— START OF Document —
Facile gas-phase formations of cage-like borafullerenes C₅₉B and C₆₉B by atomic exchange resulting from exposure of pristine C₆₀ and C₇₀ to boron vapor were firstly realized in 2013, with doubly and triply doped molecules, as well as C₅₆B₄ and higher doped fullerenes formed at lower abundances, depending on exposure time and the amount of B available for reaction³⁵. Meanwhile, theoretical investigations on the structural and electronic properties of the borafullerenes C_60-nB_n (n = 1–12) and core–shell borafullerene C₁₂B₆₈ have been reported in the literature^36,37. Borafullerenes B₄₀C₃₀, B₄₀C₄₀, and B₄₀C₅₀ isovalent with C₆₀, C₇₀, and C₈₀, respectively, have also been predicted at DFT³⁸. Prasad and Jemmis considered the stability of core–shell borafullerenes (C₅₀B₃₄ and C₄₈B₃₆²⁻) based on Wade’s skeletal electron counting rules at DFT level³⁹. Nevertheless, the thermodynamically most stable core–shell borafullerene nanoclusters stuffed with one or more than one C_nB_12-n icosahedrons (n = 0, 1, 2) at the center have not been reported to date.
— END OF Document —
Summarize the borafullerene passage in two sentences. The data is not needed for this work.
— START OF Data block —
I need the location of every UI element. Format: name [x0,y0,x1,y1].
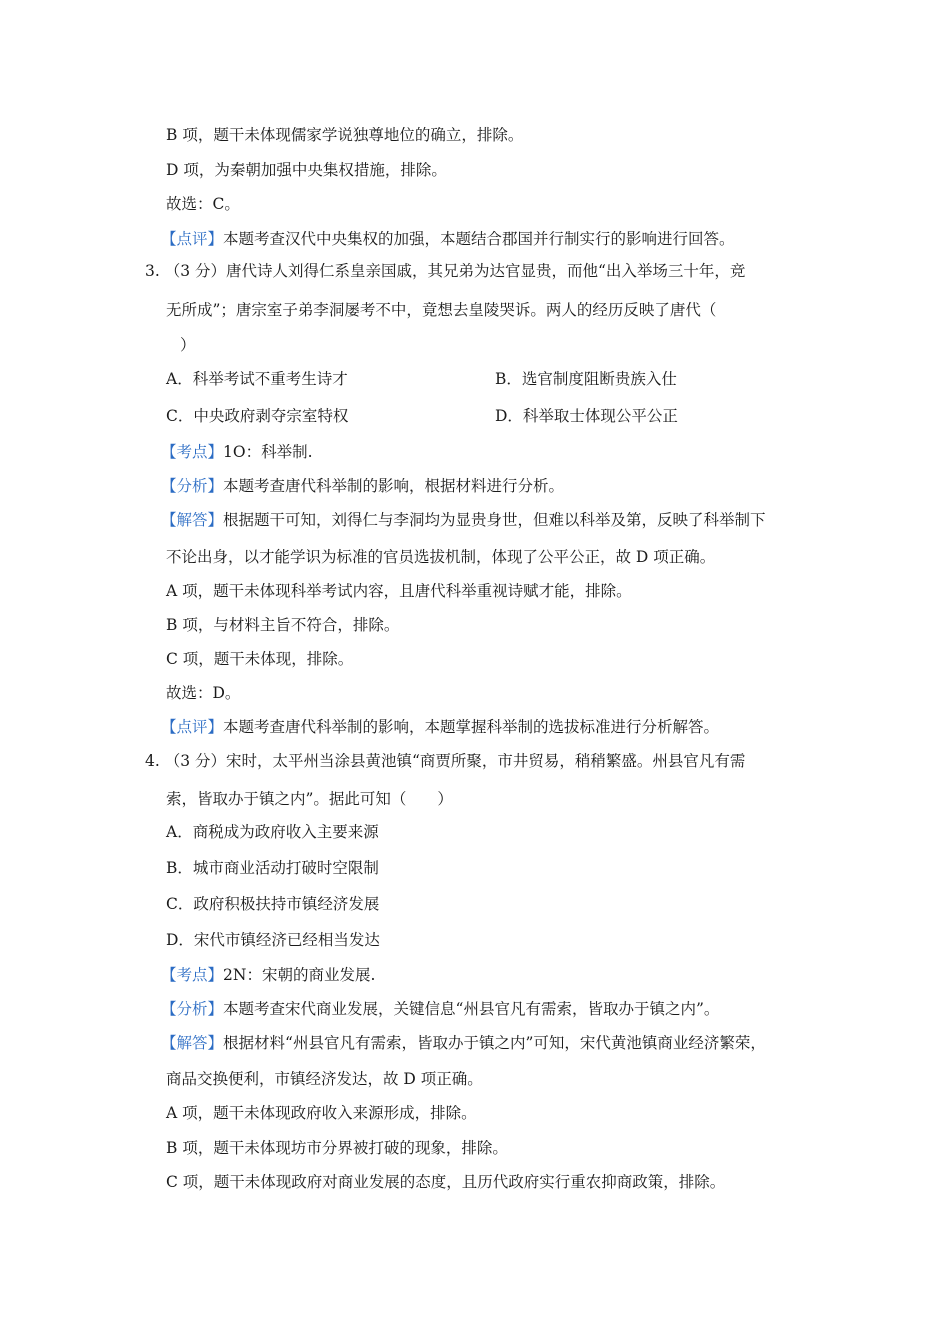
— END OF Data block —
Expected answer ▸ The borafullerenes C₅₉B and C₆₉B were first formed in 2013 by exposing pristine C₆₀ and C₇₀ to boron vapor, and theoretical studies have also examined the structure, properties and stability of other borafullerenes, including core–shell forms. However, the thermodynamically most stable core–shell borafullerene nanoclusters with one or more C_nB_12-n icosahedrons at the center have not been reported to date.